• _Page excerpt_
******

Political thinkers in India have rarely tried to be dispassionate and even the titles of their books announce their slants. The most highly respected among them use sarcasm freely; sarcasm is essentially a way of addressing a constituency that laughs along with oneself and shares one’s emotions. It is not nuanced like irony, which merely points out incongruities, but makes emotional demands upon the reader. Sarcasm discounts the possibility that something might deservedeeper understanding. As an instance, in P Chidambaram’s recent book Speaking Truth to Power he calls for a ‘National Laughter Day’ on which Indians can laugh at happenings under the NDA government; my point here is that this implies a writer addressing a constituency already on his side and committed to his viewpoint. Chidambaram is an active politician but one finds sarcasm being used routinely by India’s leading political thinkers as well.

The political scenario in India is far from clear today and applying thought to it would be useful. If one were to consider Narendra Modi as a ‘political issue’, it is by no means clear what he represents. While a section of political writers see him as anti-poor and a tool of the corporates, there are others (e.g.: Shekar Gupta) who lament that the corporate sector has never been as powerless as under Modi. It is evident that Modi cannot be both these things; since there is such sharp disagreement he is perhaps best acknowledged as a puzzle needing decipherment. But instead of dispassionate analysis, political/economic thinkers have gathered around two camps – a pro-Modi one and a stronger anti-Modi one. Here again defining their own identity in relation to the subject seems the only goal to most political writers.

******

• _Tasks for this exercise_
1. Turn the paragraph beginning "The political scenario in India" from the piece on political writing in India into a short list that keeps its main facts.
2. Continue the piece on political writing in India, starting after its final sentence.

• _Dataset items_
******

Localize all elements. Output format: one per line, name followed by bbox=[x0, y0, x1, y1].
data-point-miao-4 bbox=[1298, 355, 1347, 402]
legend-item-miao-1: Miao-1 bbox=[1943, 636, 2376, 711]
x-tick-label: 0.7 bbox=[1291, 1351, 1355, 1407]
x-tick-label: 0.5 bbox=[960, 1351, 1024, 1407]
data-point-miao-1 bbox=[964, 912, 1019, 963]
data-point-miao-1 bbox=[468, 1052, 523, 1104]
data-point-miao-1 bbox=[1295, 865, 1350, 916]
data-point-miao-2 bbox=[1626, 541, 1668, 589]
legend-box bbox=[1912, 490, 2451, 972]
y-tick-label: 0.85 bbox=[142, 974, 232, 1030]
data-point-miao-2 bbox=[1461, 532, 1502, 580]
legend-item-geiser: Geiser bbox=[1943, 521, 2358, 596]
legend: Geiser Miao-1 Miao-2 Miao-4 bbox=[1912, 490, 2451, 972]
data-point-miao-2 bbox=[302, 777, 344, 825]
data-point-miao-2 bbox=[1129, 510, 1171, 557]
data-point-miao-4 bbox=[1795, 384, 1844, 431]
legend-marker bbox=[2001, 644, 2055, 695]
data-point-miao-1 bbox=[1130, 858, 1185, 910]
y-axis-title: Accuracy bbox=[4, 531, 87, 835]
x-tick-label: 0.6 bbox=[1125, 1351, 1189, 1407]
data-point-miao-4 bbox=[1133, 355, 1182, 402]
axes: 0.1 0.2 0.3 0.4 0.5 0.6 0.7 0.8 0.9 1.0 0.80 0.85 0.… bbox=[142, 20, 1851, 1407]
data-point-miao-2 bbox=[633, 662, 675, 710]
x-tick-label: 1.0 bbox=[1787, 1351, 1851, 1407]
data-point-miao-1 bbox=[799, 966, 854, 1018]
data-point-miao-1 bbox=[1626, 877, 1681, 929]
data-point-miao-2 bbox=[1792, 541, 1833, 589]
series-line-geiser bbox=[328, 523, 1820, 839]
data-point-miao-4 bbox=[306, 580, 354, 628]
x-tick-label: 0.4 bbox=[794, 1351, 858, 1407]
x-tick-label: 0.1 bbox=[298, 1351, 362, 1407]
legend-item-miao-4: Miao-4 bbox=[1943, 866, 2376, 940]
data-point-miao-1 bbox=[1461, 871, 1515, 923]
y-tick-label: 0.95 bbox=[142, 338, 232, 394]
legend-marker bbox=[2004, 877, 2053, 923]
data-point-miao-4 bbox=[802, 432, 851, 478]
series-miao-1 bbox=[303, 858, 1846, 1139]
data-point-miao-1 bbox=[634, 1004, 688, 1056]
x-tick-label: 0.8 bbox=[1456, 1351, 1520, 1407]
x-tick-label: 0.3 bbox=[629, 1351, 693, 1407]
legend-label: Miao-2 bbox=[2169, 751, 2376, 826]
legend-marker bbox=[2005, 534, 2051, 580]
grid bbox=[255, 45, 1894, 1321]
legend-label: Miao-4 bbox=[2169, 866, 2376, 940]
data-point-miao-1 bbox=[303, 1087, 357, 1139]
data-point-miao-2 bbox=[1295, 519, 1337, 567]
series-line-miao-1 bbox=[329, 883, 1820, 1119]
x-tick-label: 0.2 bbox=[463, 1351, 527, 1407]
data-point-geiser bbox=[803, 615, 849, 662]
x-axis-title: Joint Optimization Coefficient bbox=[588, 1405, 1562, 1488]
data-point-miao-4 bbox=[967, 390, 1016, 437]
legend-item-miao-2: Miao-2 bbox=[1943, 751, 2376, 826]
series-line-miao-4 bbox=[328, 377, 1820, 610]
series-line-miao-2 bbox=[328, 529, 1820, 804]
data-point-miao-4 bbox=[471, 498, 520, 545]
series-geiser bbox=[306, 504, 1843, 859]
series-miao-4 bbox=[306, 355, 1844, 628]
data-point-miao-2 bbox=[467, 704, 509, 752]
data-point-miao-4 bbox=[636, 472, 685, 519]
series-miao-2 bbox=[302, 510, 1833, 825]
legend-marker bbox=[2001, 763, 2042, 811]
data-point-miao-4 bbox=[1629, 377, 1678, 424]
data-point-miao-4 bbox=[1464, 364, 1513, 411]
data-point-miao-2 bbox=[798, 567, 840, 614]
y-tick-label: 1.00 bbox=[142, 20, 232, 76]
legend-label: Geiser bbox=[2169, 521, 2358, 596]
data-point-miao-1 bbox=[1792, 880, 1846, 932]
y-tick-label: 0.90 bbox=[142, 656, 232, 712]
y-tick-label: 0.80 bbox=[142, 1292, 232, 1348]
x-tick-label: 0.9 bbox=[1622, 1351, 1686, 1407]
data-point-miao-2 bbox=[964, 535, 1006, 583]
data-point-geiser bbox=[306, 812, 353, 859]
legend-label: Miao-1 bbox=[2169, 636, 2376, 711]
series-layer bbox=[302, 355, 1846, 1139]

******

• _List of answers_
1.
- India's political scenario is unclear today, and applying thought to it would be useful.
- It is not clear what Narendra Modi represents as a "political issue."
- Some political writers see him as anti-poor and a tool of the corporates. Others, such as Shekar Gupta, lament that the corporate sector has never been as powerless as under Modi.
- He cannot be both, so given the sharp disagreement he is perhaps best seen as a puzzle needing decipherment.
- Instead of dispassionate analysis, political and economic thinkers have formed two camps: a pro-Modi one and a stronger anti-Modi one.
- Most political writers seem to have one goal: defining their own identity in relation to the subject.

2.
Why defining one’s own political identity should become such an important undertaking for India’s intellectuals is a matter that needs speculating upon but it could be associated with Hinduism being inward-looking. India’s intellectuals are not all Hindus, but if Hinduism is regarded as a way of life rather than a religion, preoccupation with the self being so pervasive among people in the sub-continent – whatever their religion–becomes more comprehensible. Rather than speculating about the world, Indians tend to look at self-fulfilment or personal salvation as their primary goal; the ‘truth’ itself is already known through the scriptures and the utterances of wise men. A religious dogma is a proposition about the world (heresy being its denial/falsification) and the absence of dogma in Hinduism can also be interpreted as an orientation towards the self.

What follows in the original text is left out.